| Recorded data |
[Begin]

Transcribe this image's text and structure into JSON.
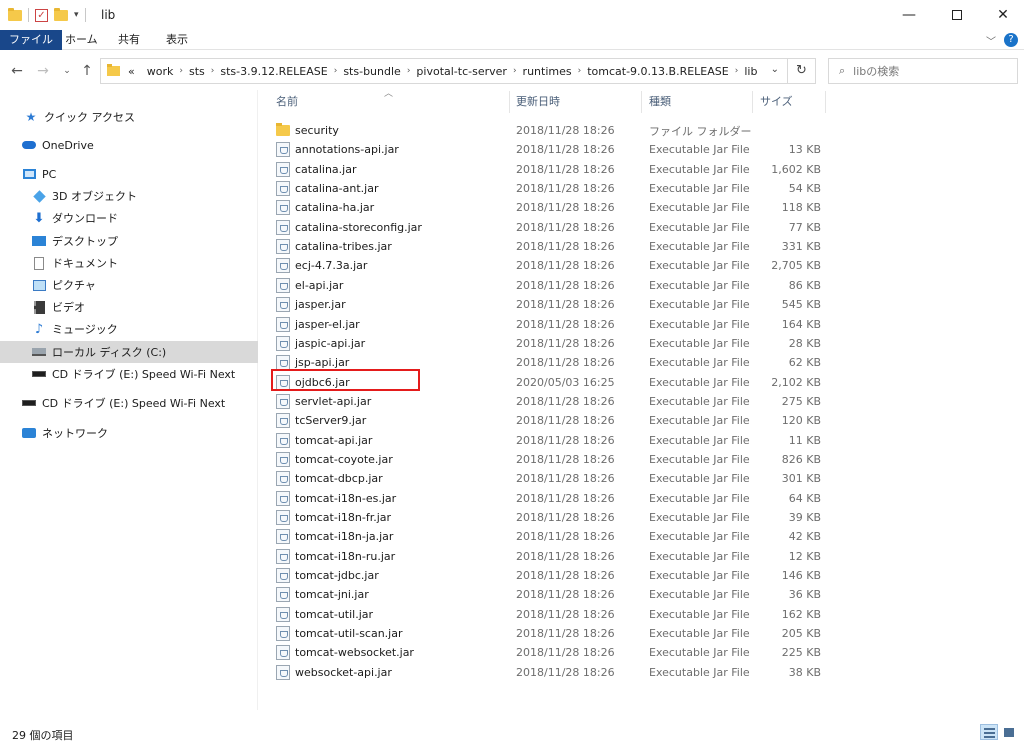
{
  "window": {
    "title": "lib",
    "minimize": "—",
    "close": "✕"
  },
  "ribbon": {
    "tabs": [
      "ファイル",
      "ホーム",
      "共有",
      "表示"
    ],
    "expand_icon": "chevron-down-icon",
    "help": "?"
  },
  "address_bar": {
    "overflow": "«",
    "path": [
      "work",
      "sts",
      "sts-3.9.12.RELEASE",
      "sts-bundle",
      "pivotal-tc-server",
      "runtimes",
      "tomcat-9.0.13.B.RELEASE",
      "lib"
    ],
    "separator": "›"
  },
  "search": {
    "placeholder": "libの検索"
  },
  "sidebar": {
    "items": [
      {
        "label": "クイック アクセス",
        "icon": "star-icon"
      },
      {
        "label": "OneDrive",
        "icon": "cloud-icon"
      },
      {
        "label": "PC",
        "icon": "pc-icon"
      },
      {
        "label": "3D オブジェクト",
        "icon": "3d-objects-icon"
      },
      {
        "label": "ダウンロード",
        "icon": "download-icon"
      },
      {
        "label": "デスクトップ",
        "icon": "desktop-icon"
      },
      {
        "label": "ドキュメント",
        "icon": "document-icon"
      },
      {
        "label": "ピクチャ",
        "icon": "picture-icon"
      },
      {
        "label": "ビデオ",
        "icon": "video-icon"
      },
      {
        "label": "ミュージック",
        "icon": "music-icon"
      },
      {
        "label": "ローカル ディスク (C:)",
        "icon": "drive-icon",
        "selected": true
      },
      {
        "label": "CD ドライブ (E:) Speed Wi-Fi Next",
        "icon": "cd-drive-icon"
      },
      {
        "label": "CD ドライブ (E:) Speed Wi-Fi Next",
        "icon": "cd-drive-icon"
      },
      {
        "label": "ネットワーク",
        "icon": "network-icon"
      }
    ]
  },
  "columns": {
    "name": "名前",
    "date": "更新日時",
    "type": "種類",
    "size": "サイズ"
  },
  "files": [
    {
      "name": "security",
      "date": "2018/11/28 18:26",
      "type": "ファイル フォルダー",
      "size": "",
      "kind": "folder"
    },
    {
      "name": "annotations-api.jar",
      "date": "2018/11/28 18:26",
      "type": "Executable Jar File",
      "size": "13 KB",
      "kind": "jar"
    },
    {
      "name": "catalina.jar",
      "date": "2018/11/28 18:26",
      "type": "Executable Jar File",
      "size": "1,602 KB",
      "kind": "jar"
    },
    {
      "name": "catalina-ant.jar",
      "date": "2018/11/28 18:26",
      "type": "Executable Jar File",
      "size": "54 KB",
      "kind": "jar"
    },
    {
      "name": "catalina-ha.jar",
      "date": "2018/11/28 18:26",
      "type": "Executable Jar File",
      "size": "118 KB",
      "kind": "jar"
    },
    {
      "name": "catalina-storeconfig.jar",
      "date": "2018/11/28 18:26",
      "type": "Executable Jar File",
      "size": "77 KB",
      "kind": "jar"
    },
    {
      "name": "catalina-tribes.jar",
      "date": "2018/11/28 18:26",
      "type": "Executable Jar File",
      "size": "331 KB",
      "kind": "jar"
    },
    {
      "name": "ecj-4.7.3a.jar",
      "date": "2018/11/28 18:26",
      "type": "Executable Jar File",
      "size": "2,705 KB",
      "kind": "jar"
    },
    {
      "name": "el-api.jar",
      "date": "2018/11/28 18:26",
      "type": "Executable Jar File",
      "size": "86 KB",
      "kind": "jar"
    },
    {
      "name": "jasper.jar",
      "date": "2018/11/28 18:26",
      "type": "Executable Jar File",
      "size": "545 KB",
      "kind": "jar"
    },
    {
      "name": "jasper-el.jar",
      "date": "2018/11/28 18:26",
      "type": "Executable Jar File",
      "size": "164 KB",
      "kind": "jar"
    },
    {
      "name": "jaspic-api.jar",
      "date": "2018/11/28 18:26",
      "type": "Executable Jar File",
      "size": "28 KB",
      "kind": "jar"
    },
    {
      "name": "jsp-api.jar",
      "date": "2018/11/28 18:26",
      "type": "Executable Jar File",
      "size": "62 KB",
      "kind": "jar"
    },
    {
      "name": "ojdbc6.jar",
      "date": "2020/05/03 16:25",
      "type": "Executable Jar File",
      "size": "2,102 KB",
      "kind": "jar",
      "highlighted": true
    },
    {
      "name": "servlet-api.jar",
      "date": "2018/11/28 18:26",
      "type": "Executable Jar File",
      "size": "275 KB",
      "kind": "jar"
    },
    {
      "name": "tcServer9.jar",
      "date": "2018/11/28 18:26",
      "type": "Executable Jar File",
      "size": "120 KB",
      "kind": "jar"
    },
    {
      "name": "tomcat-api.jar",
      "date": "2018/11/28 18:26",
      "type": "Executable Jar File",
      "size": "11 KB",
      "kind": "jar"
    },
    {
      "name": "tomcat-coyote.jar",
      "date": "2018/11/28 18:26",
      "type": "Executable Jar File",
      "size": "826 KB",
      "kind": "jar"
    },
    {
      "name": "tomcat-dbcp.jar",
      "date": "2018/11/28 18:26",
      "type": "Executable Jar File",
      "size": "301 KB",
      "kind": "jar"
    },
    {
      "name": "tomcat-i18n-es.jar",
      "date": "2018/11/28 18:26",
      "type": "Executable Jar File",
      "size": "64 KB",
      "kind": "jar"
    },
    {
      "name": "tomcat-i18n-fr.jar",
      "date": "2018/11/28 18:26",
      "type": "Executable Jar File",
      "size": "39 KB",
      "kind": "jar"
    },
    {
      "name": "tomcat-i18n-ja.jar",
      "date": "2018/11/28 18:26",
      "type": "Executable Jar File",
      "size": "42 KB",
      "kind": "jar"
    },
    {
      "name": "tomcat-i18n-ru.jar",
      "date": "2018/11/28 18:26",
      "type": "Executable Jar File",
      "size": "12 KB",
      "kind": "jar"
    },
    {
      "name": "tomcat-jdbc.jar",
      "date": "2018/11/28 18:26",
      "type": "Executable Jar File",
      "size": "146 KB",
      "kind": "jar"
    },
    {
      "name": "tomcat-jni.jar",
      "date": "2018/11/28 18:26",
      "type": "Executable Jar File",
      "size": "36 KB",
      "kind": "jar"
    },
    {
      "name": "tomcat-util.jar",
      "date": "2018/11/28 18:26",
      "type": "Executable Jar File",
      "size": "162 KB",
      "kind": "jar"
    },
    {
      "name": "tomcat-util-scan.jar",
      "date": "2018/11/28 18:26",
      "type": "Executable Jar File",
      "size": "205 KB",
      "kind": "jar"
    },
    {
      "name": "tomcat-websocket.jar",
      "date": "2018/11/28 18:26",
      "type": "Executable Jar File",
      "size": "225 KB",
      "kind": "jar"
    },
    {
      "name": "websocket-api.jar",
      "date": "2018/11/28 18:26",
      "type": "Executable Jar File",
      "size": "38 KB",
      "kind": "jar"
    }
  ],
  "status": {
    "item_count": "29 個の項目"
  },
  "colors": {
    "file_tab": "#19478a",
    "highlight_border": "#e41b1b",
    "selected_nav": "#d9d9d9",
    "header_text": "#4c607a"
  }
}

[End]

| Objective |
Look through the data and gather every line with the string "websocket" in it.

| Task answer |
      "name": "tomcat-websocket.jar",
      "name": "websocket-api.jar",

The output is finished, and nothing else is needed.